* Start *

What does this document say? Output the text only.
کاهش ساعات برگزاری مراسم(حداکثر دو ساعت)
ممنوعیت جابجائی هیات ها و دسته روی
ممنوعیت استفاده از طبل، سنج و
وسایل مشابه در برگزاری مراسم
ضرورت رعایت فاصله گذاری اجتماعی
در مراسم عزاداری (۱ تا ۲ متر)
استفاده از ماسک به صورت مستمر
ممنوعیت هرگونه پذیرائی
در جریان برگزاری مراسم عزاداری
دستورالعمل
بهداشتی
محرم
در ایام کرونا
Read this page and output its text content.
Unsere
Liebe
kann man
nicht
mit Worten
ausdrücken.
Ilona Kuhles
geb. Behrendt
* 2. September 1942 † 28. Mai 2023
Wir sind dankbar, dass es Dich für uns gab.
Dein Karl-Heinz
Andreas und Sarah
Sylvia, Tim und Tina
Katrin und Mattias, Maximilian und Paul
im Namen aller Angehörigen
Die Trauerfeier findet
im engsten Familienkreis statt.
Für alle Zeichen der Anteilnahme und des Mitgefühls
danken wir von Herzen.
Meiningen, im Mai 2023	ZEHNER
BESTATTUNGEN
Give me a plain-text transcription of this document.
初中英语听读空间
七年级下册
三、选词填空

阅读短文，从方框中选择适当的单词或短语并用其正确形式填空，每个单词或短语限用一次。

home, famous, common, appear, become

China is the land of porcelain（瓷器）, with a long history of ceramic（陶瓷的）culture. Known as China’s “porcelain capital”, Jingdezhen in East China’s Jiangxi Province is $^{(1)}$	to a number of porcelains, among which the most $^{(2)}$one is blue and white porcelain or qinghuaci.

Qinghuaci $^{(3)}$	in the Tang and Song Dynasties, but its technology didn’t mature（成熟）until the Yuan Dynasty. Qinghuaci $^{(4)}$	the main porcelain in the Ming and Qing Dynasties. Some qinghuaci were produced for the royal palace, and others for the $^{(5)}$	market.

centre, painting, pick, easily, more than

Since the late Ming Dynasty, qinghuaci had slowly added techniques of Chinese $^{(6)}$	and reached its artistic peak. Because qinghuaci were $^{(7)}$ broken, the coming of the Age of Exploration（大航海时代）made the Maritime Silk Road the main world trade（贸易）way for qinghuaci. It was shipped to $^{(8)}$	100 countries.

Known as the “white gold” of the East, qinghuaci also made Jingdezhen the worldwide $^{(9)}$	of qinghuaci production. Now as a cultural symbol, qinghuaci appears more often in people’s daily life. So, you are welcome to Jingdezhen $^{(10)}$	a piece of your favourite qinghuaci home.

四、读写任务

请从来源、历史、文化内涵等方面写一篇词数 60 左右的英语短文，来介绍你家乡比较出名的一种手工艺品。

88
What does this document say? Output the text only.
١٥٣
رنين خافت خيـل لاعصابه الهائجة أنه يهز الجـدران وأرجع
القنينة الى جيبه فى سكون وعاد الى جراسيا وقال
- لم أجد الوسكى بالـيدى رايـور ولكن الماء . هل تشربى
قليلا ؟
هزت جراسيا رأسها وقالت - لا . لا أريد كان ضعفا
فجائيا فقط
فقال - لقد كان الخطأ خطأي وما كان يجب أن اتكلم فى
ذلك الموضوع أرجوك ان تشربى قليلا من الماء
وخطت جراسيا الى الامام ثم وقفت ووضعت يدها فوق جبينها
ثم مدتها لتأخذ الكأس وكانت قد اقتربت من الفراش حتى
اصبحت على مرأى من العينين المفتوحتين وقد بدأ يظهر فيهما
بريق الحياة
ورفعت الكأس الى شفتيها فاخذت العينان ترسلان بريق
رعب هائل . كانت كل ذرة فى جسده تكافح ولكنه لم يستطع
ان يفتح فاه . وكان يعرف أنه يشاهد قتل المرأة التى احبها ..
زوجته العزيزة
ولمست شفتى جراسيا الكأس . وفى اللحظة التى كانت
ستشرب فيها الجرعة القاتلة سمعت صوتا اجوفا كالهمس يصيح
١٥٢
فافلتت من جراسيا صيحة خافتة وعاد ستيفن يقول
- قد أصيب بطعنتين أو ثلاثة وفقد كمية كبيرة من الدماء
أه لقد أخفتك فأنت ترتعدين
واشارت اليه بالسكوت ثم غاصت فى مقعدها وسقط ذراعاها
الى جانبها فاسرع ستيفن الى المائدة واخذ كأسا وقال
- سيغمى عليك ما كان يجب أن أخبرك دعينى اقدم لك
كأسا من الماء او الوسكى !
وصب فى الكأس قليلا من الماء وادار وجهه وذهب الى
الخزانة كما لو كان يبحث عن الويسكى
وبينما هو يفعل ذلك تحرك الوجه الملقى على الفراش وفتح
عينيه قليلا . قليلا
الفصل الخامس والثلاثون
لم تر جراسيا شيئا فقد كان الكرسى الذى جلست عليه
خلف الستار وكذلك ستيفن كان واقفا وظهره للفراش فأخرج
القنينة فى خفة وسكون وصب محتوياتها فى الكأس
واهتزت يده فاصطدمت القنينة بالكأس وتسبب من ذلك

* End *

**PROBLEM REQUIREMENTS:** Check each line above for the word "وعاد", and copy the lines where it appears.

**ANSWER TO THIS EXERCISE:**
القنينة الى جيبه فى سكون وعاد الى جراسيا وقال
فافلتت من جراسيا صيحة خافتة وعاد ستيفن يقول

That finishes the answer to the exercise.